» **PROBLEM DESCRIPTION**:
What lines of the data include the string "officer"? Copy them all.

Extracted records:

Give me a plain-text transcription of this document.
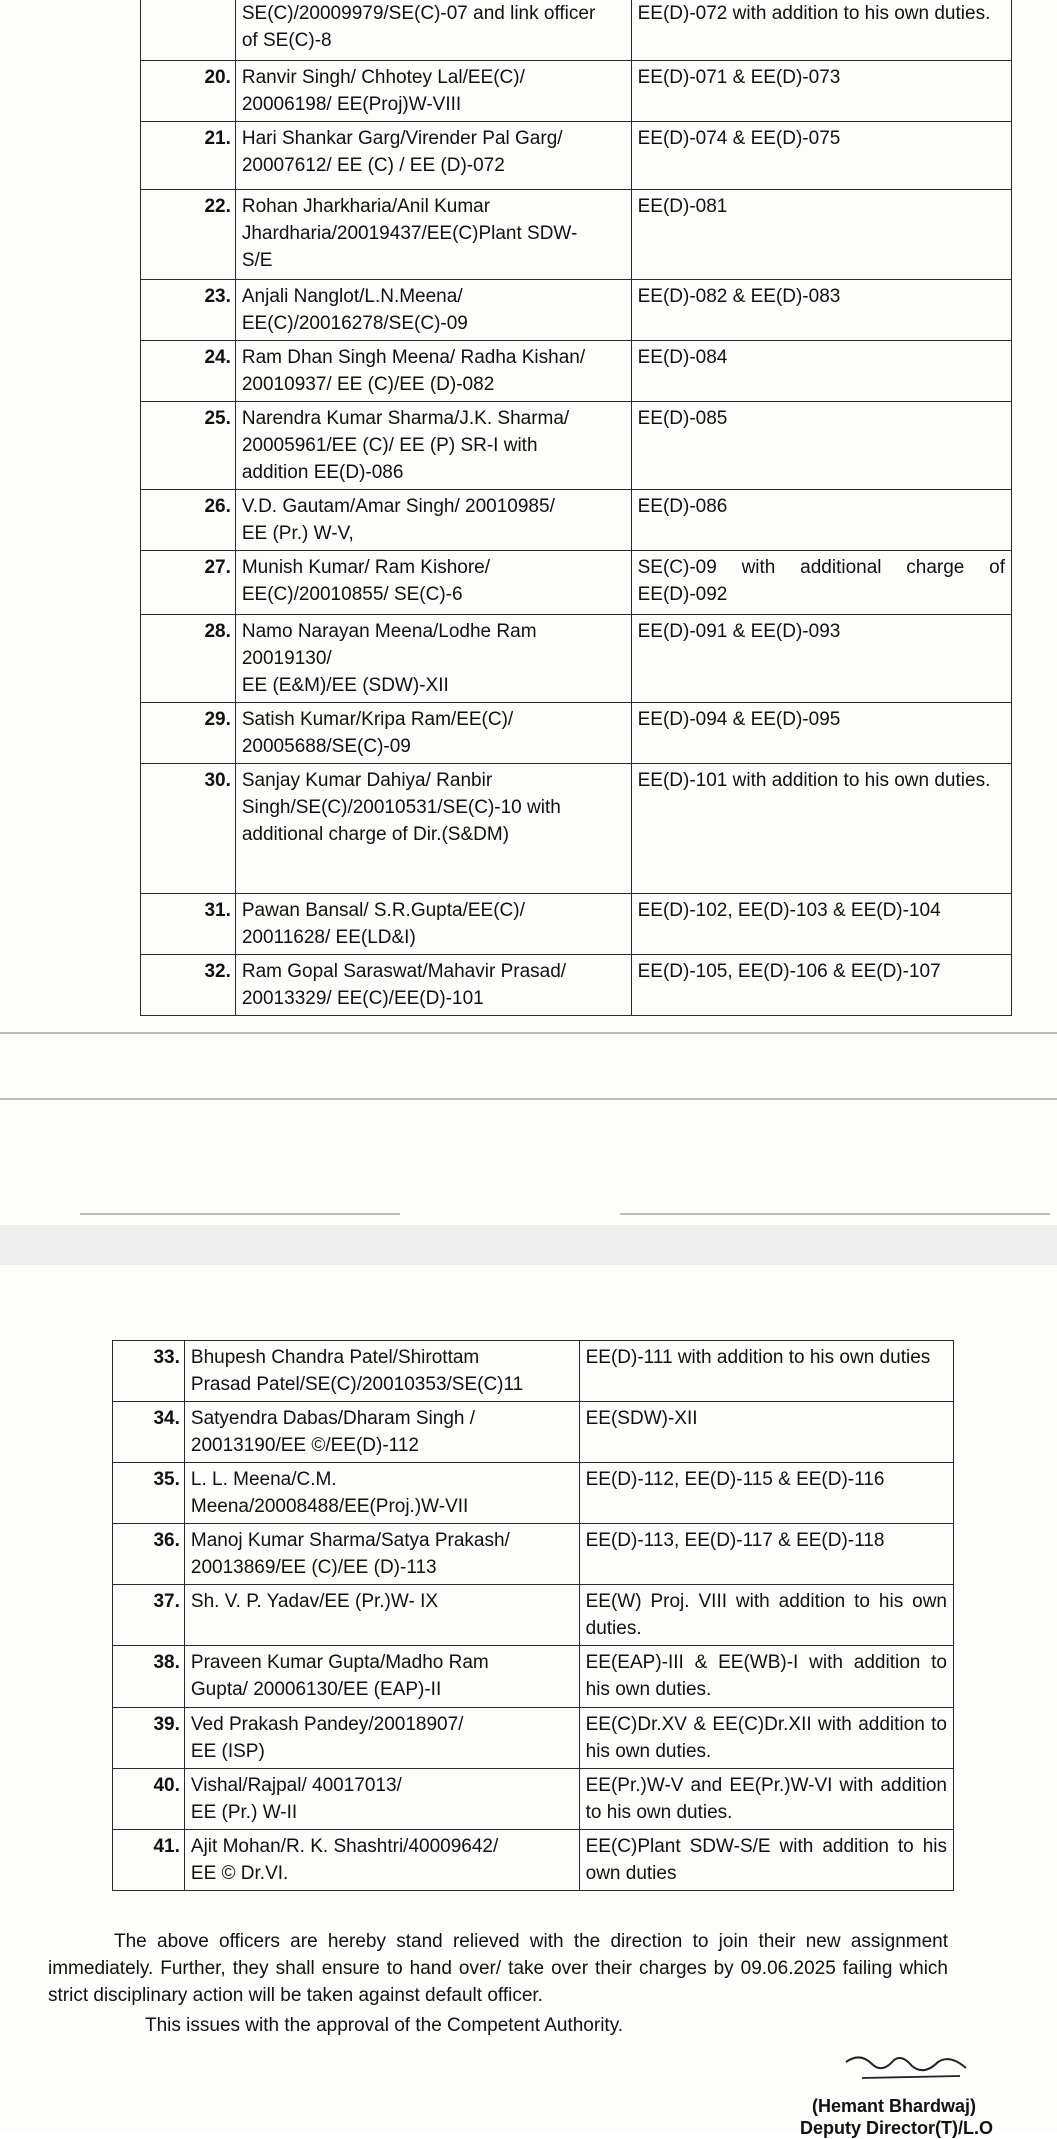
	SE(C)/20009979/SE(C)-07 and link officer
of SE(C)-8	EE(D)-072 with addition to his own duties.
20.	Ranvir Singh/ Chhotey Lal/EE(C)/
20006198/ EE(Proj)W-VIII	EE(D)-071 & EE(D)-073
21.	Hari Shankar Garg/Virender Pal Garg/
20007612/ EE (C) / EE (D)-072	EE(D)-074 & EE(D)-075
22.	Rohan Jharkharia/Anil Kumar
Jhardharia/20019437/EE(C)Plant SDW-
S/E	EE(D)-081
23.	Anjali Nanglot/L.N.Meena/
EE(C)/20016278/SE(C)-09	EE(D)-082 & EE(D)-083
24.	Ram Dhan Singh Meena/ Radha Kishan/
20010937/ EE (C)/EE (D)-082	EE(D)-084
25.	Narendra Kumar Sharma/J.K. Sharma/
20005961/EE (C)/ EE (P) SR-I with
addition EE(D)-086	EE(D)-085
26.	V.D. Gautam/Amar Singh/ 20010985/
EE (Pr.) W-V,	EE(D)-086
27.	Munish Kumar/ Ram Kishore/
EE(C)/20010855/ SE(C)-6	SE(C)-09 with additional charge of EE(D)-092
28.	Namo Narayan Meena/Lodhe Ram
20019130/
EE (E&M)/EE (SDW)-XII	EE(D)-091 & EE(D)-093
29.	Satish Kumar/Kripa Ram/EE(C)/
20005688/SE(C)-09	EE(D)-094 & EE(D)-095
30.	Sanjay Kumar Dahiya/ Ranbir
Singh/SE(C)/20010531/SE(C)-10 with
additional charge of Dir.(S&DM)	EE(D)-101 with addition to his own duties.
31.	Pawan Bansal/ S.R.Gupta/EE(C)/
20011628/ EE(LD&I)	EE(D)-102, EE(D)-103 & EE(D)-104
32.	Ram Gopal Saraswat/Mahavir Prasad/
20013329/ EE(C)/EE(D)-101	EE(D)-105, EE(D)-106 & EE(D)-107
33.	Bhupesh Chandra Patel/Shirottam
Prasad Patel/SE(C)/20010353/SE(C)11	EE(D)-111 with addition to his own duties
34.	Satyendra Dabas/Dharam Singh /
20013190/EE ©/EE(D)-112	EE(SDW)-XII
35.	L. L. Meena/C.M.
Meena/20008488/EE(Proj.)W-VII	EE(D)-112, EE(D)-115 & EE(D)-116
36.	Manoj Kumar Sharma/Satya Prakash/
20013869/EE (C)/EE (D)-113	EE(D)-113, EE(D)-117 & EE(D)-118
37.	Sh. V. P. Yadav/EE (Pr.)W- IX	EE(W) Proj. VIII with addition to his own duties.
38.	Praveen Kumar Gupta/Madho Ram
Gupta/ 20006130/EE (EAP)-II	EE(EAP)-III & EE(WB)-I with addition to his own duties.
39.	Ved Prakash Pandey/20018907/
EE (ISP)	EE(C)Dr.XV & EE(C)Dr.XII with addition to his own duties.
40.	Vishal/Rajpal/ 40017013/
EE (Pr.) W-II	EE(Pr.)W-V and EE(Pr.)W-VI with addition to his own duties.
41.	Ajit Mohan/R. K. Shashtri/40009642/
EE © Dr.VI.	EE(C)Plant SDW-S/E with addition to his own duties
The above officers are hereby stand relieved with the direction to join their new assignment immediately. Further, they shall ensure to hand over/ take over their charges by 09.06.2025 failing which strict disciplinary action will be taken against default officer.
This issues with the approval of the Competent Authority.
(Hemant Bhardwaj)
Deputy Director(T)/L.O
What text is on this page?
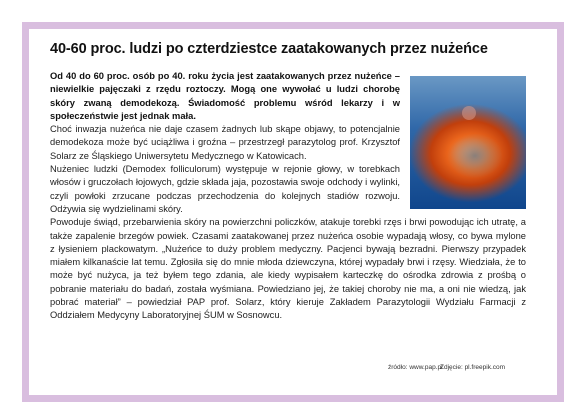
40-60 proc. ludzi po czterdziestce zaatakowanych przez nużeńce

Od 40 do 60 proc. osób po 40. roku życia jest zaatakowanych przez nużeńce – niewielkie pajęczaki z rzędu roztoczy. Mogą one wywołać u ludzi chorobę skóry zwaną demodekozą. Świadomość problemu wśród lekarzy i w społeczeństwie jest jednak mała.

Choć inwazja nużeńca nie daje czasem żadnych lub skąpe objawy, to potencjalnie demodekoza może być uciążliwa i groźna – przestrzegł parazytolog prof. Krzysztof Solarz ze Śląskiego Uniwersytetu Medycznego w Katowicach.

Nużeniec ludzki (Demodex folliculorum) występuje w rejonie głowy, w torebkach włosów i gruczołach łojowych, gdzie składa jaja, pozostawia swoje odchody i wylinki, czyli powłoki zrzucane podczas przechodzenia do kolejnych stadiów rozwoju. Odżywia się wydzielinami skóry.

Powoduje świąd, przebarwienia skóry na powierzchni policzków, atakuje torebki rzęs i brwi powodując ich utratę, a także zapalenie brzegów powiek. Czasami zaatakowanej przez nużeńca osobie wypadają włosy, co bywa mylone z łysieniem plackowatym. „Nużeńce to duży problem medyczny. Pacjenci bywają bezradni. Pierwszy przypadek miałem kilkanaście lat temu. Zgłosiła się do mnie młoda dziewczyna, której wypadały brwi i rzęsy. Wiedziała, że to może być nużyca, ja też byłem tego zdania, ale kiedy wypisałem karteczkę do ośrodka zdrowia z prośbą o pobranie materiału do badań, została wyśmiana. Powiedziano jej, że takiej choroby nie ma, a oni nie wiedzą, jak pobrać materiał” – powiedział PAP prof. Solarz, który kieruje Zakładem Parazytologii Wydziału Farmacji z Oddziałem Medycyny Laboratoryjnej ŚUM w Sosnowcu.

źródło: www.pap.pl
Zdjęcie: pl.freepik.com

---

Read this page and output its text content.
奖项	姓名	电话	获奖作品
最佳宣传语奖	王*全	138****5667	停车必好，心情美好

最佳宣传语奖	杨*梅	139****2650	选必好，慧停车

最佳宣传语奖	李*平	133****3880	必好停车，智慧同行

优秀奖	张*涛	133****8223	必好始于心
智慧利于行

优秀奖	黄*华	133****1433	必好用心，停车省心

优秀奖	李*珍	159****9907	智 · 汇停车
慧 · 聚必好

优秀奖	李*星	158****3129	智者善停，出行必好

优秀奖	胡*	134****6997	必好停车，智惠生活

---

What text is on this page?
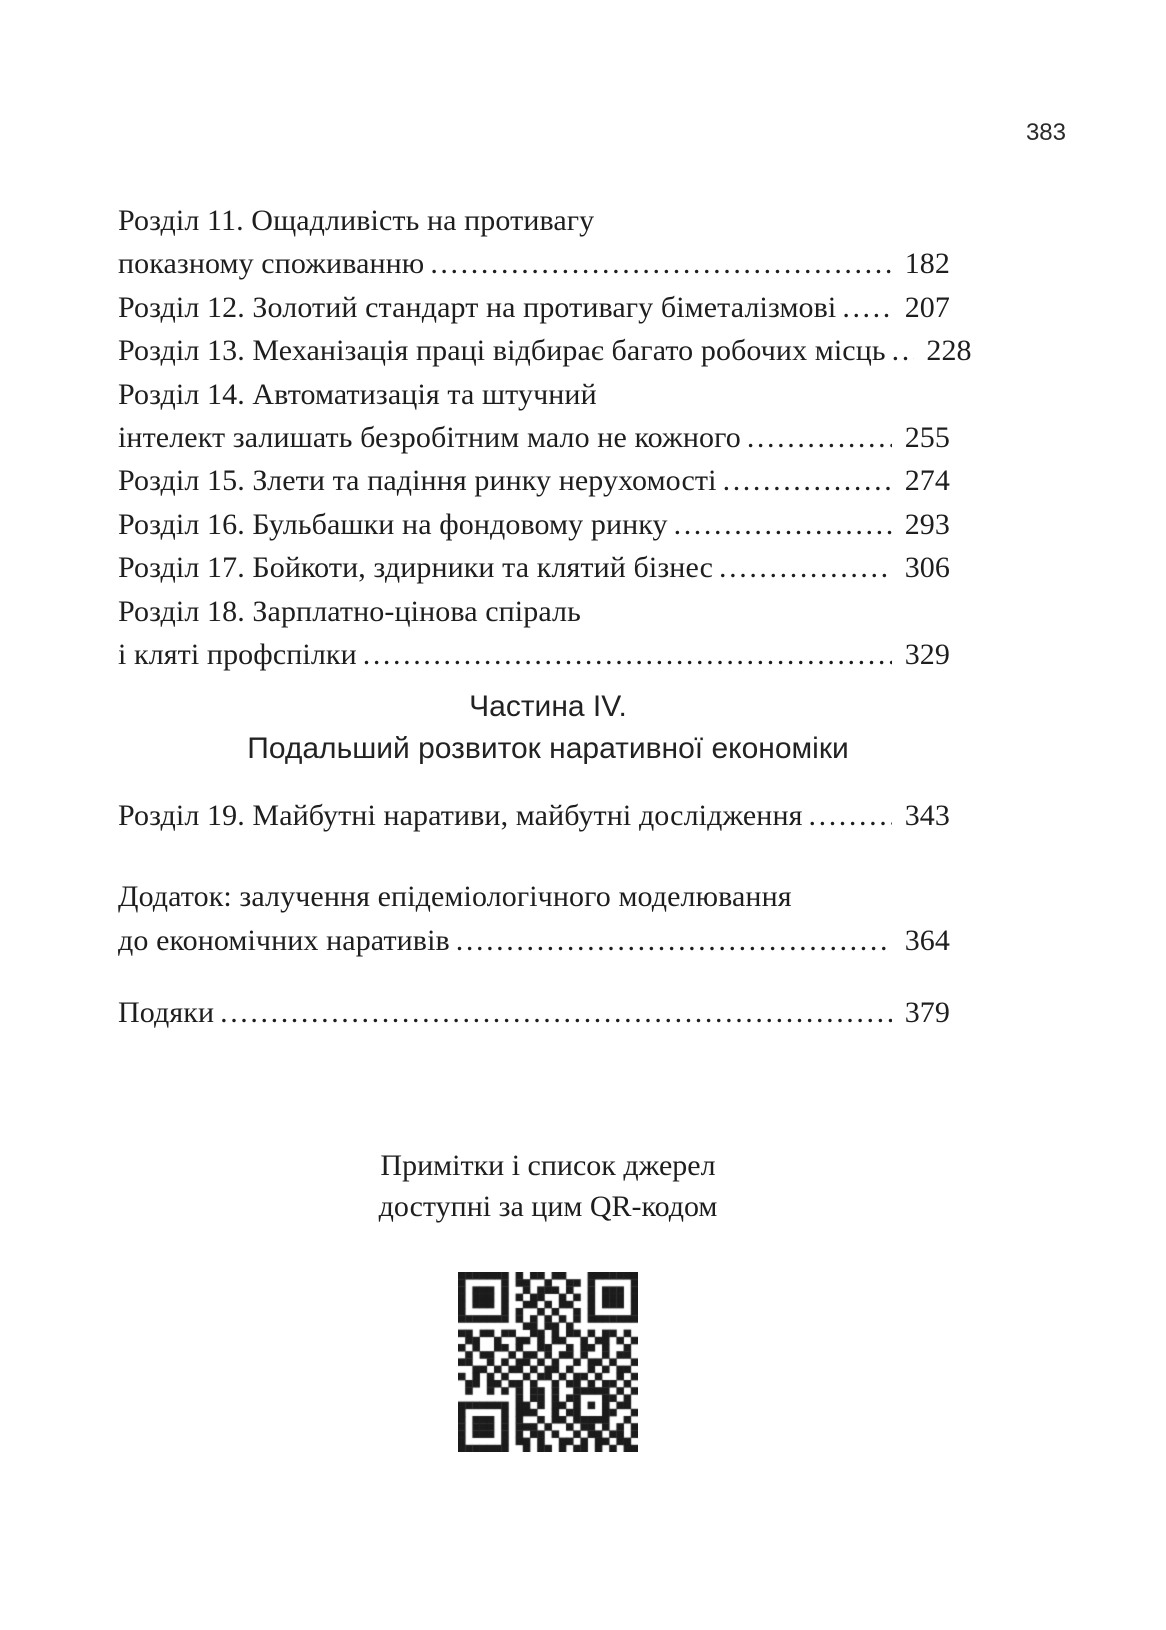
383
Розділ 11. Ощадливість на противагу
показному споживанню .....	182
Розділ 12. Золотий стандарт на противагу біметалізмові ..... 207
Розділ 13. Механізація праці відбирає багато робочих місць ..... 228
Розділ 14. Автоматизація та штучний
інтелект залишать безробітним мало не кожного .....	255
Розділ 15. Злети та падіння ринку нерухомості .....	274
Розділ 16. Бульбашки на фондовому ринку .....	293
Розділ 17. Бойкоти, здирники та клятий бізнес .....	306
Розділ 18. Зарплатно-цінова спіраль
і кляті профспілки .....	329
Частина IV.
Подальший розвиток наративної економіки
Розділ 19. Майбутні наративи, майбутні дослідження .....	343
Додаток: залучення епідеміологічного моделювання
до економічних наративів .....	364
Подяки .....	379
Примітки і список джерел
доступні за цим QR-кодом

» **CORRECT RESULT**:
	SE(C)/20009979/SE(C)-07 and link officer
The above officers are hereby stand relieved with the direction to join their new assignment immediately. Further, they shall ensure to hand over/ take over their charges by 09.06.2025 failing which strict disciplinary action will be taken against default officer.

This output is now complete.